== Record list ==
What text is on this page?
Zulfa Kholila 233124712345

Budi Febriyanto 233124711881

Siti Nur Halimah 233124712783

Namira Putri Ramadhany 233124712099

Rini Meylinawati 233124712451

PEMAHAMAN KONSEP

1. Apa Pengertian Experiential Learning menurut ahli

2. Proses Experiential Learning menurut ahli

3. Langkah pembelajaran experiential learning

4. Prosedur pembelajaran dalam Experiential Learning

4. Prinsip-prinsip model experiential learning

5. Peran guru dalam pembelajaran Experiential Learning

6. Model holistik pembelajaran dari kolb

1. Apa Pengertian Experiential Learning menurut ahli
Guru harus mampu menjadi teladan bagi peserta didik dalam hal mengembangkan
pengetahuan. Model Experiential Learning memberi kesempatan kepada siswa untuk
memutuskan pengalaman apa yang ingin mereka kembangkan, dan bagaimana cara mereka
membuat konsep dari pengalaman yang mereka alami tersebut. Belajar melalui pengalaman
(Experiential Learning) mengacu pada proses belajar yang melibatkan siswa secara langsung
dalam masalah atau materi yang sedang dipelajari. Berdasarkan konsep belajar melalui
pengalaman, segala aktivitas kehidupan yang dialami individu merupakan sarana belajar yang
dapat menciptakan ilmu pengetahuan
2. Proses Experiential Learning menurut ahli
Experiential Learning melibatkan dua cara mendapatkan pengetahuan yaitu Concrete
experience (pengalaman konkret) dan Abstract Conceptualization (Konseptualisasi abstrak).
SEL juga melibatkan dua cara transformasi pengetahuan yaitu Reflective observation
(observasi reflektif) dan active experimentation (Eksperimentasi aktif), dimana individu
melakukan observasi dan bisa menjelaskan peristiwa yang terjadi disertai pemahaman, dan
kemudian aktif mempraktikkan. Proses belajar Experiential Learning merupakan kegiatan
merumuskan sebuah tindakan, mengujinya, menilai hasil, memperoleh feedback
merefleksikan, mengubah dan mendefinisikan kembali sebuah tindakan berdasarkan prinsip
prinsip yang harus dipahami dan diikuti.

== Task to carry out ==
Check each line above for the string "dalam" and report how many lines have it, giving only the number.

== Answer to the exercise ==
4